━━━ DATA SUPPLIED

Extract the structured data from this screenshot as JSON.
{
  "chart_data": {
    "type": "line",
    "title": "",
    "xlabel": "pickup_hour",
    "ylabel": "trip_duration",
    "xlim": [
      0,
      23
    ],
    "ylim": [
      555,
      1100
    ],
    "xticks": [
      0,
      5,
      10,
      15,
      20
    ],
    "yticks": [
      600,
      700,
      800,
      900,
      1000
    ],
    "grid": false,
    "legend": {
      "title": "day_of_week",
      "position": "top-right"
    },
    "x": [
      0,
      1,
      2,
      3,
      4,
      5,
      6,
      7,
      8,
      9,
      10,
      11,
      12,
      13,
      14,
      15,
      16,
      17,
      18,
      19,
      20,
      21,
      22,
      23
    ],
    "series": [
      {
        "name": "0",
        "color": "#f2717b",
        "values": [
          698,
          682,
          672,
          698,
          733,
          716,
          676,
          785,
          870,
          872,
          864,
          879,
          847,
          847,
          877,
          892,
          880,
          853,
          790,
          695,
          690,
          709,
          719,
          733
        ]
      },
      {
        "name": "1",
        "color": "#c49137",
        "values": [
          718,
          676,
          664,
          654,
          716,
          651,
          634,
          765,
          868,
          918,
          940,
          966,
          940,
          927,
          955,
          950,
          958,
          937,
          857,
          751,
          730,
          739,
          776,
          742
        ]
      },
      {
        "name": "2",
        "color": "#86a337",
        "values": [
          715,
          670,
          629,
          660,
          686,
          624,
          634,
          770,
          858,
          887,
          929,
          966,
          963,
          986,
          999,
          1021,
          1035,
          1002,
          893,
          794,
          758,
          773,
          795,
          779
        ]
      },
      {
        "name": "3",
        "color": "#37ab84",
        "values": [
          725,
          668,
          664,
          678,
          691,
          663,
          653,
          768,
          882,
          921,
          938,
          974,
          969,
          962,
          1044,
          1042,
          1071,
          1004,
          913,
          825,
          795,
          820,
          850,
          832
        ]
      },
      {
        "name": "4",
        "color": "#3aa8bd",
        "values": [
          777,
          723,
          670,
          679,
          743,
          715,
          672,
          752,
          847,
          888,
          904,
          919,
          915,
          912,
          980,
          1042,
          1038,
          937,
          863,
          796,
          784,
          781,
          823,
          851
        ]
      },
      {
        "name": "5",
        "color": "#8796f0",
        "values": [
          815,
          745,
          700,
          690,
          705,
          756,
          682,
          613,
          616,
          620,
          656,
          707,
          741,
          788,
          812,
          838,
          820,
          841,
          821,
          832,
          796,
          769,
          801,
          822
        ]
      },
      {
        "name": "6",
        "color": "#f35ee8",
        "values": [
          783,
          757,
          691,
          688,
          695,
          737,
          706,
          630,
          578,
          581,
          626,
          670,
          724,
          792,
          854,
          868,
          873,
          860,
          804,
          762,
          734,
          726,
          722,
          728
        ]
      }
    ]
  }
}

━━━━━━

> _WHAT TO PRODUCE_
Repeat back the data above, exact to the last character.

> _FULL SOLUTION_
Extract the structured data from this screenshot as JSON.
{
  "chart_data": {
    "type": "line",
    "title": "",
    "xlabel": "pickup_hour",
    "ylabel": "trip_duration",
    "xlim": [
      0,
      23
    ],
    "ylim": [
      555,
      1100
    ],
    "xticks": [
      0,
      5,
      10,
      15,
      20
    ],
    "yticks": [
      600,
      700,
      800,
      900,
      1000
    ],
    "grid": false,
    "legend": {
      "title": "day_of_week",
      "position": "top-right"
    },
    "x": [
      0,
      1,
      2,
      3,
      4,
      5,
      6,
      7,
      8,
      9,
      10,
      11,
      12,
      13,
      14,
      15,
      16,
      17,
      18,
      19,
      20,
      21,
      22,
      23
    ],
    "series": [
      {
        "name": "0",
        "color": "#f2717b",
        "values": [
          698,
          682,
          672,
          698,
          733,
          716,
          676,
          785,
          870,
          872,
          864,
          879,
          847,
          847,
          877,
          892,
          880,
          853,
          790,
          695,
          690,
          709,
          719,
          733
        ]
      },
      {
        "name": "1",
        "color": "#c49137",
        "values": [
          718,
          676,
          664,
          654,
          716,
          651,
          634,
          765,
          868,
          918,
          940,
          966,
          940,
          927,
          955,
          950,
          958,
          937,
          857,
          751,
          730,
          739,
          776,
          742
        ]
      },
      {
        "name": "2",
        "color": "#86a337",
        "values": [
          715,
          670,
          629,
          660,
          686,
          624,
          634,
          770,
          858,
          887,
          929,
          966,
          963,
          986,
          999,
          1021,
          1035,
          1002,
          893,
          794,
          758,
          773,
          795,
          779
        ]
      },
      {
        "name": "3",
        "color": "#37ab84",
        "values": [
          725,
          668,
          664,
          678,
          691,
          663,
          653,
          768,
          882,
          921,
          938,
          974,
          969,
          962,
          1044,
          1042,
          1071,
          1004,
          913,
          825,
          795,
          820,
          850,
          832
        ]
      },
      {
        "name": "4",
        "color": "#3aa8bd",
        "values": [
          777,
          723,
          670,
          679,
          743,
          715,
          672,
          752,
          847,
          888,
          904,
          919,
          915,
          912,
          980,
          1042,
          1038,
          937,
          863,
          796,
          784,
          781,
          823,
          851
        ]
      },
      {
        "name": "5",
        "color": "#8796f0",
        "values": [
          815,
          745,
          700,
          690,
          705,
          756,
          682,
          613,
          616,
          620,
          656,
          707,
          741,
          788,
          812,
          838,
          820,
          841,
          821,
          832,
          796,
          769,
          801,
          822
        ]
      },
      {
        "name": "6",
        "color": "#f35ee8",
        "values": [
          783,
          757,
          691,
          688,
          695,
          737,
          706,
          630,
          578,
          581,
          626,
          670,
          724,
          792,
          854,
          868,
          873,
          860,
          804,
          762,
          734,
          726,
          722,
          728
        ]
      }
    ]
  }
}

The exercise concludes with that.